■ **DIRECTIONS**:
Which lines hold the string "Admin"? Copy every one of them.

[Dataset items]
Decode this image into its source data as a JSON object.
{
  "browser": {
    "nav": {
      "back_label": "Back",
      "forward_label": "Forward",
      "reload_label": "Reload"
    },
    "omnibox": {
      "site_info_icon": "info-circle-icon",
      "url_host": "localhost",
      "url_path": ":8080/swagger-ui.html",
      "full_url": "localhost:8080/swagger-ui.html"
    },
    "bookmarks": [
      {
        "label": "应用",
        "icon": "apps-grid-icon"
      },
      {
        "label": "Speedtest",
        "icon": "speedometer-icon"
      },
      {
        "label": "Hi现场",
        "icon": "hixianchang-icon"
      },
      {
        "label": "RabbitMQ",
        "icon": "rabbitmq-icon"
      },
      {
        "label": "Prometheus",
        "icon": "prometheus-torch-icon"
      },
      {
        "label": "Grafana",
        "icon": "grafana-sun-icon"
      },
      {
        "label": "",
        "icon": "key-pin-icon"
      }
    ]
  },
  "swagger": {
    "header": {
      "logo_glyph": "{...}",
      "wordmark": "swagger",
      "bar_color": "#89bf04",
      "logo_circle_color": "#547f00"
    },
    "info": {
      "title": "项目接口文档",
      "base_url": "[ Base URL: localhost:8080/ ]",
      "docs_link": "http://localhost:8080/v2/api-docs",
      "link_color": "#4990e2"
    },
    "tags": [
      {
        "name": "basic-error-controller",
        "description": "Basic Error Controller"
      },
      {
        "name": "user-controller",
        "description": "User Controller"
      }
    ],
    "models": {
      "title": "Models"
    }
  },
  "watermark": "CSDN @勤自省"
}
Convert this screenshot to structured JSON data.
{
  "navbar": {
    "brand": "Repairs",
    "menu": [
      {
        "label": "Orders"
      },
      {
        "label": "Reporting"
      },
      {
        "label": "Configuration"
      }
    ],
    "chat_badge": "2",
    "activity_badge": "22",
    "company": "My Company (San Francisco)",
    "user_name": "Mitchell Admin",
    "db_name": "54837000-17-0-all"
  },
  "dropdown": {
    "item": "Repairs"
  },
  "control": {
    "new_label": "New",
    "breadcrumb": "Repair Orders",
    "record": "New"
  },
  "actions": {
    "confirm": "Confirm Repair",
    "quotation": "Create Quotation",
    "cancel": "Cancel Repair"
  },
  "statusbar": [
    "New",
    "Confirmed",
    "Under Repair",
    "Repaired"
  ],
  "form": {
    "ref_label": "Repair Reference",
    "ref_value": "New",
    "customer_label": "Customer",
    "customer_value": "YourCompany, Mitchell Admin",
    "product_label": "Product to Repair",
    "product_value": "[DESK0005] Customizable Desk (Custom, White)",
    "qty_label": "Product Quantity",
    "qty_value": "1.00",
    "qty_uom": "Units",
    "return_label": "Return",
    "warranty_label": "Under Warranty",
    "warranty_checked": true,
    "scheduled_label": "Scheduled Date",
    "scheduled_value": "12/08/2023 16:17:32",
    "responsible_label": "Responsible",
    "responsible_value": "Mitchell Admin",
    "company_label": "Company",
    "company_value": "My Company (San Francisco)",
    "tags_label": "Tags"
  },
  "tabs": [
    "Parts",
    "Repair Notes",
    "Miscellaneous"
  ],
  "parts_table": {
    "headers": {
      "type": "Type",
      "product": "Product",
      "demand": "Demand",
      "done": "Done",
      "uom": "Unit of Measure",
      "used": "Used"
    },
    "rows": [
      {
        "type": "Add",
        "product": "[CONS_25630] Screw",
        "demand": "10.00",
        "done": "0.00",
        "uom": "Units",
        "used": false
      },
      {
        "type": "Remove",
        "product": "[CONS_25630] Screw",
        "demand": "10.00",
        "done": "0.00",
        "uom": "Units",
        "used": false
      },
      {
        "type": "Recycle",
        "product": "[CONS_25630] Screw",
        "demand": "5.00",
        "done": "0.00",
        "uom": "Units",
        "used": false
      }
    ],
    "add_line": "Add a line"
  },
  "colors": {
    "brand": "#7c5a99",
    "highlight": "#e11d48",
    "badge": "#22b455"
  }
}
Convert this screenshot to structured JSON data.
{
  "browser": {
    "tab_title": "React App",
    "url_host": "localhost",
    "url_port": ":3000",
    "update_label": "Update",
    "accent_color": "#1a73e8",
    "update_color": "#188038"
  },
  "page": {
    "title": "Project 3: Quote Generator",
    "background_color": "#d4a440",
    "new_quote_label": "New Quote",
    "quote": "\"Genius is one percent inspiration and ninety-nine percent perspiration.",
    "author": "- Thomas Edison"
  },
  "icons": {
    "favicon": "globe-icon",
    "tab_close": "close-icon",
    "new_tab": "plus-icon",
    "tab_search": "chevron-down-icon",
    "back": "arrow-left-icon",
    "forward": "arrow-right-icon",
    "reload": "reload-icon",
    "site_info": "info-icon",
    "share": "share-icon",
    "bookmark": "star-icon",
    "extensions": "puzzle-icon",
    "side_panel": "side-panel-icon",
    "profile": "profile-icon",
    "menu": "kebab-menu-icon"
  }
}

■ **CORRECT ANSWER**:
    "user_name": "Mitchell Admin",
    "customer_value": "YourCompany, Mitchell Admin",
    "responsible_value": "Mitchell Admin",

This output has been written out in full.